▶ **TO DO**
Gather all lines from the material that contain the word "midlertidigt".

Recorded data
_ _ _ _ _
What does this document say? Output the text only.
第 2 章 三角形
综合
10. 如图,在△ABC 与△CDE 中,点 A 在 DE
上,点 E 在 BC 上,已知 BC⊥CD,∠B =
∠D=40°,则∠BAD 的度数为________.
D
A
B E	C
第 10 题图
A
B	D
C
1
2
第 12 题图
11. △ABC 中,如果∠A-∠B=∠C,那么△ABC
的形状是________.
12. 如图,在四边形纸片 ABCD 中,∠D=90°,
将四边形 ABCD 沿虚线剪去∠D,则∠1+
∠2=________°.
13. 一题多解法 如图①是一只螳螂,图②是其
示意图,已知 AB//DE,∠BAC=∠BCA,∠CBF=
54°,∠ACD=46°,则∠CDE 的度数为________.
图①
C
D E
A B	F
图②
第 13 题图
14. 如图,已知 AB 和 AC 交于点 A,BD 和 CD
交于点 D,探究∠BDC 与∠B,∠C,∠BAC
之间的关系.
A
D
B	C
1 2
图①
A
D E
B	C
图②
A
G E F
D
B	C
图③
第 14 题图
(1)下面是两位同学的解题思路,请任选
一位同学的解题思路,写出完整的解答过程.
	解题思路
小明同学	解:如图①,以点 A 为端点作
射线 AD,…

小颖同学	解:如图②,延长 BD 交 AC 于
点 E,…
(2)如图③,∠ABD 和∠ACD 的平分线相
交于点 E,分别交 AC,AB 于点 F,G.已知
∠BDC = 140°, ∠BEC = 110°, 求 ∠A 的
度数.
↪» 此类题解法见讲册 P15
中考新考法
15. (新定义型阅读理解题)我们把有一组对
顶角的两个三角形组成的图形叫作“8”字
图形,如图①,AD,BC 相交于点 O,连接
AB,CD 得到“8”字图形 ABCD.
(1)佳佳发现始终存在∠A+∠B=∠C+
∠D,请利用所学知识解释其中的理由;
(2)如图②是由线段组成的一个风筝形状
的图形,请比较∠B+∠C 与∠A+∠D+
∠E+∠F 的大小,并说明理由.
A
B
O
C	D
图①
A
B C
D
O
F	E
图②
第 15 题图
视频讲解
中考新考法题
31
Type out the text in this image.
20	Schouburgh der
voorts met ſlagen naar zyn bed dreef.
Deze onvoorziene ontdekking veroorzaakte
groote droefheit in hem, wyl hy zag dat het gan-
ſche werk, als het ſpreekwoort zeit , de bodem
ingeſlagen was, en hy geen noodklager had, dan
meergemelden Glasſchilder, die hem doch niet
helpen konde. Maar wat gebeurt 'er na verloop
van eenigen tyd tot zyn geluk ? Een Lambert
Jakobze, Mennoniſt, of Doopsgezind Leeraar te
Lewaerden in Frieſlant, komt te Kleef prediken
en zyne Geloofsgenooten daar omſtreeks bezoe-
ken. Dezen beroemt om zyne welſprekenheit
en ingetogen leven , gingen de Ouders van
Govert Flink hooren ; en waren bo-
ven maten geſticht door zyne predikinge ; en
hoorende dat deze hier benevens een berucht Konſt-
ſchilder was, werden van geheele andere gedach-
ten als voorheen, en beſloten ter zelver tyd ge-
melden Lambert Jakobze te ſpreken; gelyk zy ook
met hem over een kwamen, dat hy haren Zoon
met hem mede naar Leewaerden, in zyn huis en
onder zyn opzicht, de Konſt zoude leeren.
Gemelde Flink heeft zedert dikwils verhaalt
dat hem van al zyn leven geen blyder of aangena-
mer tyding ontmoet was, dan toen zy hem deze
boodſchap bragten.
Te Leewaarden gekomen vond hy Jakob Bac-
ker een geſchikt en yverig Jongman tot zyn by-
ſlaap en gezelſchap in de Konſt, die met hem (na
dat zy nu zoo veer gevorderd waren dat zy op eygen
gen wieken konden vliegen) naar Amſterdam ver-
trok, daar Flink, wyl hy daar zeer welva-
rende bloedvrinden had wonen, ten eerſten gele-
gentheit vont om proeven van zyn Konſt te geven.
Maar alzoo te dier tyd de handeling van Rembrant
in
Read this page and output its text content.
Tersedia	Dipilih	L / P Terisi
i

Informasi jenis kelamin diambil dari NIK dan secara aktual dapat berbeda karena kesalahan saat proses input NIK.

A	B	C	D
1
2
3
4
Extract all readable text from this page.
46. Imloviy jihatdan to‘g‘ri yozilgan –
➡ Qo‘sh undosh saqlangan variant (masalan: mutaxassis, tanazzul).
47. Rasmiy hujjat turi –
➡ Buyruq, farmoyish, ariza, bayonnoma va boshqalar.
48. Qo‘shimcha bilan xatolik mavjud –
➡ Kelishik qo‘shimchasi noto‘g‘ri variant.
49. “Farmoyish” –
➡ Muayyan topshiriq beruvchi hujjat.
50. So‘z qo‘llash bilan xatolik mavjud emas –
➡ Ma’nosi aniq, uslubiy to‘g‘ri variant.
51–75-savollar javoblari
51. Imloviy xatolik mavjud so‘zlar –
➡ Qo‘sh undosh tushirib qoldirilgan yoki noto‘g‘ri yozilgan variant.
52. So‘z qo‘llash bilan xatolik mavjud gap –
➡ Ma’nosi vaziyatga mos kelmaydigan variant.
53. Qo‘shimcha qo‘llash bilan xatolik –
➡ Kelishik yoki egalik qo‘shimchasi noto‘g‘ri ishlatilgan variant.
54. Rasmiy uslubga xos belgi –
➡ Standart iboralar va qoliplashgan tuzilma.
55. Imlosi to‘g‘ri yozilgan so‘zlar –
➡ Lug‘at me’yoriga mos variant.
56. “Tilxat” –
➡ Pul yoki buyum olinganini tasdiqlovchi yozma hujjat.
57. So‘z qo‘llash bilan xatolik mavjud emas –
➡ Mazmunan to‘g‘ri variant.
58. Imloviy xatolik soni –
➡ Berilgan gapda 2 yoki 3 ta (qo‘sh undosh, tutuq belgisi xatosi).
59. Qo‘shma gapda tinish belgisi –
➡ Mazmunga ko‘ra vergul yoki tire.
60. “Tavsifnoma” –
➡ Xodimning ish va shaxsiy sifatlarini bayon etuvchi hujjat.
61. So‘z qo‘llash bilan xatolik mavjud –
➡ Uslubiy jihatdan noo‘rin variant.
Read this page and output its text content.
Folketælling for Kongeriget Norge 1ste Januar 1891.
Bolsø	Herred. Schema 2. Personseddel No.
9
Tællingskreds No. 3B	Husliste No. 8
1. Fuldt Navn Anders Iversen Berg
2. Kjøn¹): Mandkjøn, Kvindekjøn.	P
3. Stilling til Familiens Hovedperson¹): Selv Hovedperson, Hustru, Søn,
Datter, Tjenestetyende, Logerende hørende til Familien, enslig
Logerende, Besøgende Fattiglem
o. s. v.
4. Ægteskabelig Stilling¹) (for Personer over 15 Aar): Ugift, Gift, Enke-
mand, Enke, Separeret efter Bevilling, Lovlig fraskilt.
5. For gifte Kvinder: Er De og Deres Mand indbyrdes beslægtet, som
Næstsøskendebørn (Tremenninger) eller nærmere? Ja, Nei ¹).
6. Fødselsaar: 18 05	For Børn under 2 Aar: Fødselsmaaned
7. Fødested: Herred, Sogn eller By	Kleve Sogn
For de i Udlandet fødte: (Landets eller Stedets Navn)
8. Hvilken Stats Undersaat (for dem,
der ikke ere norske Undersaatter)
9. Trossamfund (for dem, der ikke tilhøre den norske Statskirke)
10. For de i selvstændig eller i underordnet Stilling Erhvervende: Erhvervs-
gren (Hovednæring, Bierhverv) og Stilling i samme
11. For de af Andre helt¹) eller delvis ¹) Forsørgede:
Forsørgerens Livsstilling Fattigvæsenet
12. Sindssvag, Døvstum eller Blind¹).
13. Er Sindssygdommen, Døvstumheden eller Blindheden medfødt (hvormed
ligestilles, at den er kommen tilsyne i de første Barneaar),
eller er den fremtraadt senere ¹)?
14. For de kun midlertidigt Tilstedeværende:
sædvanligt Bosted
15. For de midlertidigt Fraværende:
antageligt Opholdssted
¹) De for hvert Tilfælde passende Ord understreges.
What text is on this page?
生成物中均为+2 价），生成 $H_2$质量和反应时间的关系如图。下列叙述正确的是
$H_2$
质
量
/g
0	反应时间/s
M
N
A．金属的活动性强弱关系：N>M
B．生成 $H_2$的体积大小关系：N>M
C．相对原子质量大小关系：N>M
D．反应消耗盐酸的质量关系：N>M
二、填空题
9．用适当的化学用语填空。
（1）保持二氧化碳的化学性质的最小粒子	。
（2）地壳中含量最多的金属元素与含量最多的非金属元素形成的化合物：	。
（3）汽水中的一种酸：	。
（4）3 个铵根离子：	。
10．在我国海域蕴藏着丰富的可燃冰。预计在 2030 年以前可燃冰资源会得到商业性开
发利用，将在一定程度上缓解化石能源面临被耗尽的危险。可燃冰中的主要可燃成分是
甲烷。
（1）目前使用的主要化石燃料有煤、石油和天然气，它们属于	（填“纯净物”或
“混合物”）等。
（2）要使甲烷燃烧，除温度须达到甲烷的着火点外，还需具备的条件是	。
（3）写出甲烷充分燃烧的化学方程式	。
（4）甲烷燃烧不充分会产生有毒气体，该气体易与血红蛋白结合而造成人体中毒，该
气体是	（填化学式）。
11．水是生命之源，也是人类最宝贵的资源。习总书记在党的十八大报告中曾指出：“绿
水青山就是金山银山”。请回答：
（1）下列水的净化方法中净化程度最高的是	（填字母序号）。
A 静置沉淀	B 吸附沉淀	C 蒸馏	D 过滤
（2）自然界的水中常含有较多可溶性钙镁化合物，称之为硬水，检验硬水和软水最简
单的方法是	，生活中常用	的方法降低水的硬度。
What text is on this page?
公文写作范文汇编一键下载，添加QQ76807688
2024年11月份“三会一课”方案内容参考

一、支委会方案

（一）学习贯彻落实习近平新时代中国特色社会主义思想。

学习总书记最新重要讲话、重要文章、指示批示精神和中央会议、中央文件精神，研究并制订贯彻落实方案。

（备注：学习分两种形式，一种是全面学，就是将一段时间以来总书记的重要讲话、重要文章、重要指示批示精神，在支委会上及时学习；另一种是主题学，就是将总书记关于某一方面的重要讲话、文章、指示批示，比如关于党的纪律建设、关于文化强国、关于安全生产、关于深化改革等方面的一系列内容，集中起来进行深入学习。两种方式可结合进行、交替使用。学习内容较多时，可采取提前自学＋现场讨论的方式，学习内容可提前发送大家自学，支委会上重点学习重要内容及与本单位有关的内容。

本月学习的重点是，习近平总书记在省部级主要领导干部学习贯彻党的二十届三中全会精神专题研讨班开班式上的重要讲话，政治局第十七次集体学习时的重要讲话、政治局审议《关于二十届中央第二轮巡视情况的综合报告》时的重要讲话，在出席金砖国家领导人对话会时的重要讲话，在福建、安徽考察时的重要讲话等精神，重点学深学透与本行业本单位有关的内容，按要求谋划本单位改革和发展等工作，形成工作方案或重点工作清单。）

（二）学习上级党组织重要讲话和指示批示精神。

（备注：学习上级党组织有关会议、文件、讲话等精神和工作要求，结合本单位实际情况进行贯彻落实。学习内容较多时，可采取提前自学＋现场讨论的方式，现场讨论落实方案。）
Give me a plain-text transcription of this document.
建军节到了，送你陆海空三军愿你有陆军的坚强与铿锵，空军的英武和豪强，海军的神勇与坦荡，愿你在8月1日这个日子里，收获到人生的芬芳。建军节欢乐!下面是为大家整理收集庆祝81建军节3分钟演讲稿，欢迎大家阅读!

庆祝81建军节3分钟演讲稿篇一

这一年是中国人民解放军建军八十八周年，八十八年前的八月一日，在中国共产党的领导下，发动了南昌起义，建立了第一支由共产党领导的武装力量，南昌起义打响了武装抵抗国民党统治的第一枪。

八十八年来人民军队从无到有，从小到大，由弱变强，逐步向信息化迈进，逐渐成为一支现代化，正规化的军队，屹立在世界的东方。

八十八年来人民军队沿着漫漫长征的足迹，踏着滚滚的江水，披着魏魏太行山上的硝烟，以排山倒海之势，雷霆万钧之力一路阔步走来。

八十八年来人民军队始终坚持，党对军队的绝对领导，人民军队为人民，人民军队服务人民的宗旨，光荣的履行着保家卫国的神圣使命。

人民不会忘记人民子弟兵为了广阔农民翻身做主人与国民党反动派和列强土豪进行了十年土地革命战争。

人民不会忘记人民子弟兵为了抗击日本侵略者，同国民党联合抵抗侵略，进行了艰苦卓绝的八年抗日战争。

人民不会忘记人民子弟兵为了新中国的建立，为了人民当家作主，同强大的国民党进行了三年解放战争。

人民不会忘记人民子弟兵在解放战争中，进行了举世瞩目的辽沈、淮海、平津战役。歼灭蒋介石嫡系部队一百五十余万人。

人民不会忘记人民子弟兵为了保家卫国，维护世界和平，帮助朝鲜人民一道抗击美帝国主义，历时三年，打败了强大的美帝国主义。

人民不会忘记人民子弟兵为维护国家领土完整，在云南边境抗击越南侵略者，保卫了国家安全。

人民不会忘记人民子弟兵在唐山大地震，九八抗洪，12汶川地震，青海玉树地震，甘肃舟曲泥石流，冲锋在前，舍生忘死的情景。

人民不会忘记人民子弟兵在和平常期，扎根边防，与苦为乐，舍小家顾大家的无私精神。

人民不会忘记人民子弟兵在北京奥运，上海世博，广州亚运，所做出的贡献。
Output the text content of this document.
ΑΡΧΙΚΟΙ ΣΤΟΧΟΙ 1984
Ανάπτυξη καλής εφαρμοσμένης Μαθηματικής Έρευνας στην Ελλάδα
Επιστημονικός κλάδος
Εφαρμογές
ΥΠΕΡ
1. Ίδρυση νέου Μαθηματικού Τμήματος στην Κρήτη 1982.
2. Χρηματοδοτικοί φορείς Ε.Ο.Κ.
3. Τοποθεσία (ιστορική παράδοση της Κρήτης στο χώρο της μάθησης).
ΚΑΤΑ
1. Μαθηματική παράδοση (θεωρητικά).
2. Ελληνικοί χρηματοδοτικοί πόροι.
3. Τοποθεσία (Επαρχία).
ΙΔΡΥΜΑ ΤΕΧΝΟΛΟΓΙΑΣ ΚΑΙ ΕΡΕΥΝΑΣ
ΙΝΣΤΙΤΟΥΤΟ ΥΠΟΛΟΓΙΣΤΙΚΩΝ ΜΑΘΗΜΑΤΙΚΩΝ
_ _ _ _ _
▶ **SOLUTION FOR THIS EXERCISE**
14. For de kun midlertidigt Tilstedeværende:
15. For de midlertidigt Fraværende:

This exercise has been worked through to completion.